▶ [Task requirements]: Quote the whole listing exactly. Leave the pictures out of your copy.

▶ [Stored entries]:
-- START --

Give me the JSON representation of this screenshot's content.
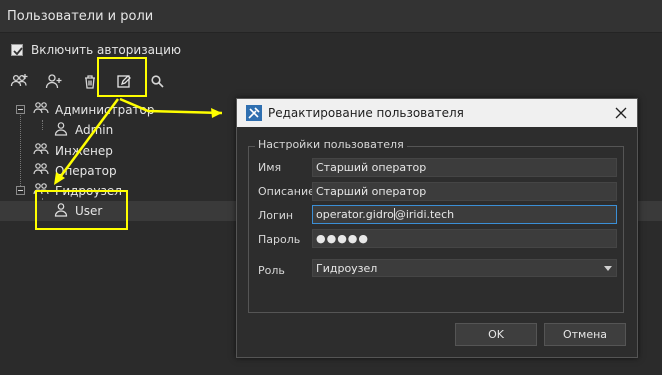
{
  "window": {
    "title": "Пользователи и роли"
  },
  "auth": {
    "label": "Включить авторизацию",
    "checked": true
  },
  "toolbar": {
    "icons": [
      "add-group-icon",
      "add-user-icon",
      "delete-icon",
      "edit-icon",
      "search-icon"
    ]
  },
  "tree": {
    "items": [
      {
        "label": "Администратор",
        "type": "group",
        "expanded": true
      },
      {
        "label": "Admin",
        "type": "user"
      },
      {
        "label": "Инженер",
        "type": "group"
      },
      {
        "label": "Оператор",
        "type": "group"
      },
      {
        "label": "Гидроузел",
        "type": "group",
        "expanded": true
      },
      {
        "label": "User",
        "type": "user",
        "selected": true
      }
    ]
  },
  "dialog": {
    "title": "Редактирование пользователя",
    "group_title": "Настройки пользователя",
    "fields": {
      "name": {
        "label": "Имя",
        "value": "Старший оператор"
      },
      "description": {
        "label": "Описание",
        "value": "Старший оператор"
      },
      "login": {
        "label": "Логин",
        "value_before_caret": "operator.gidro",
        "value_after_caret": "@iridi.tech"
      },
      "password": {
        "label": "Пароль",
        "value": "●●●●●"
      },
      "role": {
        "label": "Роль",
        "value": "Гидроузел"
      }
    },
    "ok_label": "OK",
    "cancel_label": "Отмена"
  },
  "colors": {
    "highlight": "#ffff00",
    "accent": "#3b8fd6",
    "dialog_icon": "#2f6fb0"
  }
}
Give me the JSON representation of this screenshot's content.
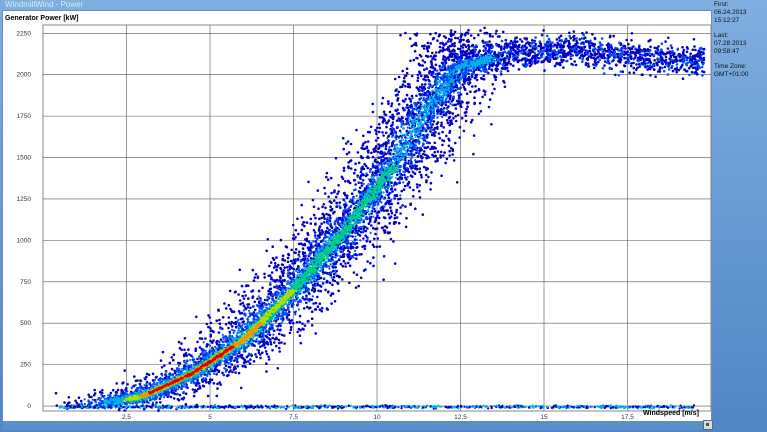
{
  "window": {
    "title": "WindmillWind - Power"
  },
  "side_panel": {
    "first_label": "First:",
    "first_date": "06.24.2013",
    "first_time": "15:12:27",
    "last_label": "Last:",
    "last_date": "07.28.2013",
    "last_time": "09:58:47",
    "tz_label": "Time Zone:",
    "tz_value": "GMT+01:00"
  },
  "chart_data": {
    "type": "scatter",
    "title": "",
    "ylabel": "Generator Power [kW]",
    "xlabel": "Windspeed [m/s]",
    "xlim": [
      0,
      20
    ],
    "ylim": [
      -30,
      2300
    ],
    "x_ticks": [
      2.5,
      5,
      7.5,
      10,
      12.5,
      15,
      17.5
    ],
    "x_tick_labels": [
      "2,5",
      "5",
      "7,5",
      "10",
      "12,5",
      "15",
      "17,5"
    ],
    "y_ticks": [
      0,
      250,
      500,
      750,
      1000,
      1250,
      1500,
      1750,
      2000,
      2250
    ],
    "y_tick_labels": [
      "0",
      "250",
      "500",
      "750",
      "1000",
      "1250",
      "1500",
      "1750",
      "2000",
      "2250"
    ],
    "grid": true,
    "density_colors": [
      "#0000c8",
      "#0050ff",
      "#00b4e6",
      "#00d278",
      "#b4dc00",
      "#ff8c00",
      "#dc0000"
    ],
    "power_curve": [
      {
        "x": 1.5,
        "y": 0
      },
      {
        "x": 3,
        "y": 60
      },
      {
        "x": 4.5,
        "y": 200
      },
      {
        "x": 6,
        "y": 400
      },
      {
        "x": 7.5,
        "y": 700
      },
      {
        "x": 9,
        "y": 1050
      },
      {
        "x": 10.5,
        "y": 1450
      },
      {
        "x": 11.5,
        "y": 1800
      },
      {
        "x": 12.5,
        "y": 2050
      },
      {
        "x": 14,
        "y": 2130
      },
      {
        "x": 16,
        "y": 2150
      },
      {
        "x": 19.5,
        "y": 2080
      }
    ]
  }
}
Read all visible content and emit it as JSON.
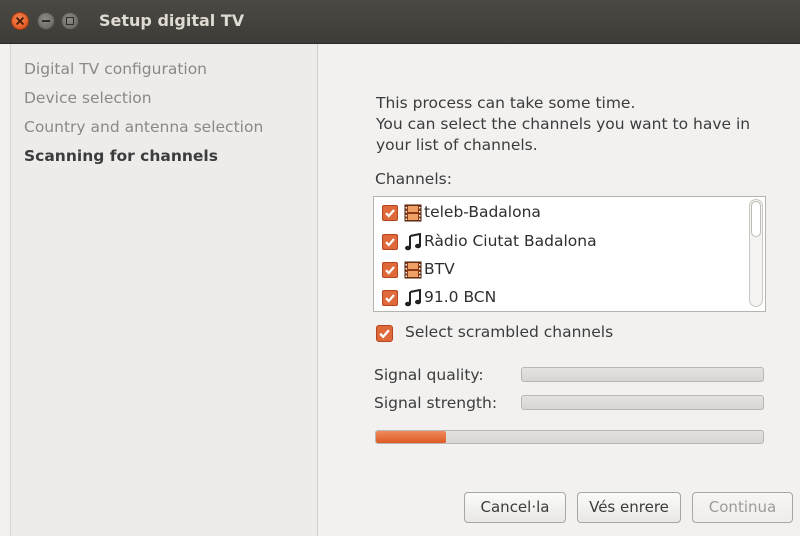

-- END --

▶ [Expected answer]:
Give me the JSON representation of this screenshot's content.
{
  "window": {
    "title": "Пользователи и роли"
  },
  "auth": {
    "label": "Включить авторизацию",
    "checked": true
  },
  "toolbar": {
    "icons": [
      "add-group-icon",
      "add-user-icon",
      "delete-icon",
      "edit-icon",
      "search-icon"
    ]
  },
  "tree": {
    "items": [
      {
        "label": "Администратор",
        "type": "group",
        "expanded": true
      },
      {
        "label": "Admin",
        "type": "user"
      },
      {
        "label": "Инженер",
        "type": "group"
      },
      {
        "label": "Оператор",
        "type": "group"
      },
      {
        "label": "Гидроузел",
        "type": "group",
        "expanded": true
      },
      {
        "label": "User",
        "type": "user",
        "selected": true
      }
    ]
  },
  "dialog": {
    "title": "Редактирование пользователя",
    "group_title": "Настройки пользователя",
    "fields": {
      "name": {
        "label": "Имя",
        "value": "Старший оператор"
      },
      "description": {
        "label": "Описание",
        "value": "Старший оператор"
      },
      "login": {
        "label": "Логин",
        "value_before_caret": "operator.gidro",
        "value_after_caret": "@iridi.tech"
      },
      "password": {
        "label": "Пароль",
        "value": "●●●●●"
      },
      "role": {
        "label": "Роль",
        "value": "Гидроузел"
      }
    },
    "ok_label": "OK",
    "cancel_label": "Отмена"
  },
  "colors": {
    "highlight": "#ffff00",
    "accent": "#3b8fd6",
    "dialog_icon": "#2f6fb0"
  }
}
Give me the JSON representation of this screenshot's content.
{
  "window": {
    "title": "WindmillWind - Power"
  },
  "side_panel": {
    "first_label": "First:",
    "first_date": "06.24.2013",
    "first_time": "15:12:27",
    "last_label": "Last:",
    "last_date": "07.28.2013",
    "last_time": "09:58:47",
    "tz_label": "Time Zone:",
    "tz_value": "GMT+01:00"
  },
  "chart_data": {
    "type": "scatter",
    "title": "",
    "ylabel": "Generator Power [kW]",
    "xlabel": "Windspeed [m/s]",
    "xlim": [
      0,
      20
    ],
    "ylim": [
      -30,
      2300
    ],
    "x_ticks": [
      2.5,
      5,
      7.5,
      10,
      12.5,
      15,
      17.5
    ],
    "x_tick_labels": [
      "2,5",
      "5",
      "7,5",
      "10",
      "12,5",
      "15",
      "17,5"
    ],
    "y_ticks": [
      0,
      250,
      500,
      750,
      1000,
      1250,
      1500,
      1750,
      2000,
      2250
    ],
    "y_tick_labels": [
      "0",
      "250",
      "500",
      "750",
      "1000",
      "1250",
      "1500",
      "1750",
      "2000",
      "2250"
    ],
    "grid": true,
    "density_colors": [
      "#0000c8",
      "#0050ff",
      "#00b4e6",
      "#00d278",
      "#b4dc00",
      "#ff8c00",
      "#dc0000"
    ],
    "power_curve": [
      {
        "x": 1.5,
        "y": 0
      },
      {
        "x": 3,
        "y": 60
      },
      {
        "x": 4.5,
        "y": 200
      },
      {
        "x": 6,
        "y": 400
      },
      {
        "x": 7.5,
        "y": 700
      },
      {
        "x": 9,
        "y": 1050
      },
      {
        "x": 10.5,
        "y": 1450
      },
      {
        "x": 11.5,
        "y": 1800
      },
      {
        "x": 12.5,
        "y": 2050
      },
      {
        "x": 14,
        "y": 2130
      },
      {
        "x": 16,
        "y": 2150
      },
      {
        "x": 19.5,
        "y": 2080
      }
    ]
  }
}
Read all visible content and emit it as JSON.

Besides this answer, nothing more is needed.